- _What to do_
In the data below, locate each line with the word "NOTE" and list it.

═══ Entries provided

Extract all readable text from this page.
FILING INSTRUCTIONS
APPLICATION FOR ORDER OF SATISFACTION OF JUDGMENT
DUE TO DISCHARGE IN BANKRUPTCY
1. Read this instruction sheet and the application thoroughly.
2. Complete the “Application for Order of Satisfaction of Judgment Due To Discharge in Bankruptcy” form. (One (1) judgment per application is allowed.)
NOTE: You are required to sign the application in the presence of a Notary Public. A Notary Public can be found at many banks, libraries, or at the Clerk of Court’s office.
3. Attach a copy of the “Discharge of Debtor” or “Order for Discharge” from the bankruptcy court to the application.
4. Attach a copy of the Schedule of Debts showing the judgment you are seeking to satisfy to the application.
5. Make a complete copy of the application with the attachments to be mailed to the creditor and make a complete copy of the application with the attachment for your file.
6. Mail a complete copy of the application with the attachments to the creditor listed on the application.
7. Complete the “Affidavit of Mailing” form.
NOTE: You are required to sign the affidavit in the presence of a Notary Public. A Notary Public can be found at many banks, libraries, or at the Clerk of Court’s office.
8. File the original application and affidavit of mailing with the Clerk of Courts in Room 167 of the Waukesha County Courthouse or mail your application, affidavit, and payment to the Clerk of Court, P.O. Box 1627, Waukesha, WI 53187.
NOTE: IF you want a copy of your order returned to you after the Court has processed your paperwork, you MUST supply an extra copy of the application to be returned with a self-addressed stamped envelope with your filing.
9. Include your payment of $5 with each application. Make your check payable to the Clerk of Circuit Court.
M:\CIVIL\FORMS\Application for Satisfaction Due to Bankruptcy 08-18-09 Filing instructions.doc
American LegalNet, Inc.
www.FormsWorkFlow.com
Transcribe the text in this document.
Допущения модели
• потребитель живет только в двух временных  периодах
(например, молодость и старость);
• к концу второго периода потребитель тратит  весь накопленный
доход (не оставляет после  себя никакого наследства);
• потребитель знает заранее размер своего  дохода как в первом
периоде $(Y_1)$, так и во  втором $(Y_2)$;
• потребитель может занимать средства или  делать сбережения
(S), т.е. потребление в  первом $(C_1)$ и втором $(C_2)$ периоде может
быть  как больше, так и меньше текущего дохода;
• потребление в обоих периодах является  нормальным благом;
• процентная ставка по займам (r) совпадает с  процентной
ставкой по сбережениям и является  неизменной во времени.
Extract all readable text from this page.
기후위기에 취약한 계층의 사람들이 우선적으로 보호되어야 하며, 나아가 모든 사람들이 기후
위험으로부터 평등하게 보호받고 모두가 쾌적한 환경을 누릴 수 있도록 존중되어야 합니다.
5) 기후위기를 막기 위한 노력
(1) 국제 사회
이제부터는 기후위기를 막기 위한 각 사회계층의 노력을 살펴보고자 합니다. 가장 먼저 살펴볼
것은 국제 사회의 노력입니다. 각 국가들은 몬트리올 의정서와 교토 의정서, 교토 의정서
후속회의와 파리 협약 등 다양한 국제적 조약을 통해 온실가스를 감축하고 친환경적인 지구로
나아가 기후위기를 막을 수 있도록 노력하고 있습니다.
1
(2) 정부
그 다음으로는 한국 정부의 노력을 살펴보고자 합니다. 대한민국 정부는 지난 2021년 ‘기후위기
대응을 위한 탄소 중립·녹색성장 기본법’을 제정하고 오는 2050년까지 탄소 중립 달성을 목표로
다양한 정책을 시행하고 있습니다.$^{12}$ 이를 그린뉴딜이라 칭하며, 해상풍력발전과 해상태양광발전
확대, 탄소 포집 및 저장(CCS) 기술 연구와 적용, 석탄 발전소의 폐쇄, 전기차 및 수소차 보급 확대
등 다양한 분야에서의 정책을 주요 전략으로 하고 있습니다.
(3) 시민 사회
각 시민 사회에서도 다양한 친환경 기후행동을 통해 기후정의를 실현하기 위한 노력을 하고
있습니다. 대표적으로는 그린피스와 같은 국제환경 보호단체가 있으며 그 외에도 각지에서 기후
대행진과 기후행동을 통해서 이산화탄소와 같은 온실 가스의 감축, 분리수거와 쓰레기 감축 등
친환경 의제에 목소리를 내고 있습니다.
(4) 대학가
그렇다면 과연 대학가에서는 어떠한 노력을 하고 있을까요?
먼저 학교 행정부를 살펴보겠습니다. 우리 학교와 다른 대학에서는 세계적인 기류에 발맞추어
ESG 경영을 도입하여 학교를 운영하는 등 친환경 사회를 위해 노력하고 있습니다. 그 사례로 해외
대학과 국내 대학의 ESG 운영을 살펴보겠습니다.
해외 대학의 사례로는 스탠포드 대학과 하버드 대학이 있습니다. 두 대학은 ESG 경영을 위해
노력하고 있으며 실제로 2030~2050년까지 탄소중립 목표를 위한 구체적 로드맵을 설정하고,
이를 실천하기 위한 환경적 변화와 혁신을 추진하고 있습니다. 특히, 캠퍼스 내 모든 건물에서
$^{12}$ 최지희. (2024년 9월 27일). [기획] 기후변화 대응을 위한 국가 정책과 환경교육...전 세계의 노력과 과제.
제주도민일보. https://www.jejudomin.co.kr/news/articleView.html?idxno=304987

══════

- _Solution for this task_
NOTE: You are required to sign the application in the presence of a Notary Public. A Notary Public can be found at many banks, libraries, or at the Clerk of Court’s office.
NOTE: You are required to sign the affidavit in the presence of a Notary Public. A Notary Public can be found at many banks, libraries, or at the Clerk of Court’s office.
NOTE: IF you want a copy of your order returned to you after the Court has processed your paperwork, you MUST supply an extra copy of the application to be returned with a self-addressed stamped envelope with your filing.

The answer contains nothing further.